▸ **Required task 1**:
Reproduce the stretch from "Review: Hex Hall" through "the Story Siren." in the book blog page word for word.
▸ **Required task 2**:
List every reading challenge that the book blog page says the writer signed up for this year.

Showing posts with label Ch: A to Z. Show all posts
Showing posts with label Ch: A to Z. Show all posts

Saturday, 24 September 2011

Review: Hex Hall by Rachel Hawkins

Hex Hall (Hex Hall, #1)
Published: 2010
Pages: 323
Series: Hex Hall #1
Read: 18th September 2011
Challenge: A to Z Title (cheating a little to get X)
Status: Owned book
Reason I Read It: A review by the Story Siren.

Synopsis: When a spell she performs backfires, Sophie Mercer is sent to Hecate Hall, a school for magic users who have risked exposing themselves (and by extension their world) to humans.  While there she discovers things which her non-magical mother has kept hidden from her, and falls foul of a group of three powerful teen witches.

First Line: "Felicia Miller was crying in the bathroom.  Again."

Review: On the surface, this book may seem a bit like 'more of the same': school of magic, bitchy girls, cute boys, weird goings on and a teacher making the protagonist's life hell.  I think if I saw a brief summary of Hex Hall - like the one I just gave - I might overlook it, but I'd really be missing out.  At no point when reading did I find the book unoriginal, which may be because the magic system and the world feels different to anything I've read before.  There's depth and history and a means of combining magic users, fey and shapeshifters within a world that also features werewolves, demons and vampires and doesn't feel overloaded.

A large part of my enjoyment came from Sophie herself, who isn't perfect or beloved by all (blerg to first person protags like that) but is full of snark and faults.  She makes mistakes and has to pay for them, and a lot of why she is how she is comes from the actions of other people, rather than gifts handed down from on high that show up when she needs them.  How things are going to play out in the sequel are beyond me, which is a feeling I like in a book when it's done as it is here: I want to know because I think Rachel Hawkins will surprise me, rather than because I fail to see any logic to what's going on.

My only real problem with this book is that it is a first in a series, so there are threads left hanging at the end which I imagine will be resolved in Raising Demons (see my predictions below) and Spellbound.  Having said that, I enjoyed everything else about the book: the characters, the world, the magic system - although, again, there is a sense that as it's the first in a series there is more to be discovered.  I think this is a book which raises more questions than it answers, but I trust Rachel Hawkins enough to know that there will eventually be answers - and that they won't annoy me the way some 'revelations' in books do.

Rating: 8/10

Do I Want More? Hell, yes.  Good thing I have Raising Demons, though shame I have to wait till next year for Spellbound.

Predictions: For the next book (Raising Demons) and spoilerful for this one, so highlight to read: Archer isn't evil, he just isn't, there'll be a perfectly rational explanation for the whole Eye thing.  I think a lot of the groups who are purported to be Evil will turn out not to be, or will at least not be as one dimensionally bad as the Council would have people believe. 

Friday, 23 September 2011

Challenge Updates: The whole damn lot of them

Middlemarch
This year, I signed up for a few challenges: 1st in a Series, 2nd in a Series, Victorian Literature and the A to Z Title challenge.  I've completed 1st and 2nd, done the bare minimum of Victorian reading (5 out of 5-9) and have only Z to go on the title challenge (Dr Zhivago).  So, time for some updates because I have read a lot of books this year and have so far only managed to review 4/113 - that's 3.5% which is rubbish.

▸ **Dataset rows**:
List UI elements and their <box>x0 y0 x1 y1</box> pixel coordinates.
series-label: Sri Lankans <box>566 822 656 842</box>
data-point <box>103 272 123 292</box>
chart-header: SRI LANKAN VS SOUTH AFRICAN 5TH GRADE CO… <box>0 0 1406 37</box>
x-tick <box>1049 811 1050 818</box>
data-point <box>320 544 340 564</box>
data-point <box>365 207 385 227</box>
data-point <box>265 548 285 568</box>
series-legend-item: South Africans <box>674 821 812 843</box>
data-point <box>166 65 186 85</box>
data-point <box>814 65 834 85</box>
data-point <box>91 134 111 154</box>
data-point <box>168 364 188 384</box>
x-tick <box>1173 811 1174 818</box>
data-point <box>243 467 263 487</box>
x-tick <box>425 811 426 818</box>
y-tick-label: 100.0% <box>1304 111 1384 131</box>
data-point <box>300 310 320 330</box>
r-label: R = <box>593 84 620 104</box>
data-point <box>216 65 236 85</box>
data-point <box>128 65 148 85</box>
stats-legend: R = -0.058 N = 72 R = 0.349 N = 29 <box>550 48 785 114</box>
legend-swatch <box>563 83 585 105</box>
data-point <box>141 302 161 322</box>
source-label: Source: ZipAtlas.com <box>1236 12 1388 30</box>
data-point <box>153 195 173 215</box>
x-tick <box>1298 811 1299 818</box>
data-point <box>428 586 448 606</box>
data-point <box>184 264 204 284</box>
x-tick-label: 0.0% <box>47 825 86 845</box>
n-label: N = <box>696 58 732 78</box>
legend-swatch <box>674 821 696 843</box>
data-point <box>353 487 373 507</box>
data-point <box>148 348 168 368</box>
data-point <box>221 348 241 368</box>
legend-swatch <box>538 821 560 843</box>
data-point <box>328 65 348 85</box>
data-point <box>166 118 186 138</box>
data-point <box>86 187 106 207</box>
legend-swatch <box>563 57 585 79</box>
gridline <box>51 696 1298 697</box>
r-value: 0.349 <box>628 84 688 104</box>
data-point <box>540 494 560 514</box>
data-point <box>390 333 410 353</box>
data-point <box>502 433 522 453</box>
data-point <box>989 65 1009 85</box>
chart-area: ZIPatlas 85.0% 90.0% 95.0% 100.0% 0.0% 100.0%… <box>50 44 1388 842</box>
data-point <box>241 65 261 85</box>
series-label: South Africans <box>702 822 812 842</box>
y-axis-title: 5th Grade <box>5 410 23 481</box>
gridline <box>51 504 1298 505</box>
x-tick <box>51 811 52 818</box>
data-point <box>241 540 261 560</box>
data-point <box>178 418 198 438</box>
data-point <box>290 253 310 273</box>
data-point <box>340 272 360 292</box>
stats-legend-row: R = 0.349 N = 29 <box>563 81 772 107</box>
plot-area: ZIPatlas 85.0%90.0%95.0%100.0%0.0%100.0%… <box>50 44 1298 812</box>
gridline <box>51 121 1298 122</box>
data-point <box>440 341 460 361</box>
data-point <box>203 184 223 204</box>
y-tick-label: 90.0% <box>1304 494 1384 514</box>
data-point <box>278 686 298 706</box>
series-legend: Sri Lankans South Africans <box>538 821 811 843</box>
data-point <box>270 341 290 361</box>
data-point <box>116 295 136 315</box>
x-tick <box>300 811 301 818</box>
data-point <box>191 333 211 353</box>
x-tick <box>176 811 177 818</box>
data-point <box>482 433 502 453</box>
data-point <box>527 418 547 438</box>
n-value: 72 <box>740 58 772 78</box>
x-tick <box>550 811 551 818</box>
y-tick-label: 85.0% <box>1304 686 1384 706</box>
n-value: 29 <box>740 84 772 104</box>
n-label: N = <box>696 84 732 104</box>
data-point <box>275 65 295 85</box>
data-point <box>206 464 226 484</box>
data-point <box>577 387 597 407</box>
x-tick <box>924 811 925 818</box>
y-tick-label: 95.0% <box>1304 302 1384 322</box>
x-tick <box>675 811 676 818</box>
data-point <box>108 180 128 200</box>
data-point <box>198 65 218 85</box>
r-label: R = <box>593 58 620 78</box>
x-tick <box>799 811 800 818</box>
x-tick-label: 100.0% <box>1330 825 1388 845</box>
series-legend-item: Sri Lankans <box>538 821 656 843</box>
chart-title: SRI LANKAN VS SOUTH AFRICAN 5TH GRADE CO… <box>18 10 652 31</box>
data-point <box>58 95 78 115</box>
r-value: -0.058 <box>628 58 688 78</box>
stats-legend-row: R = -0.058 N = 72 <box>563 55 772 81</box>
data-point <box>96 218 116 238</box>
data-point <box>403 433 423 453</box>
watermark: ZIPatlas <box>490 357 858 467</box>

▸ **Correct output 1**:
Review: Hex Hall by Rachel Hawkins

Hex Hall (Hex Hall, #1)
Published: 2010
Pages: 323
Series: Hex Hall #1
Read: 18th September 2011
Challenge: A to Z Title (cheating a little to get X)
Status: Owned book
Reason I Read It: A review by the Story Siren.

▸ **Correct output 2**:
- 1st in a Series
- 2nd in a Series
- Victorian Literature
- A to Z Title challenge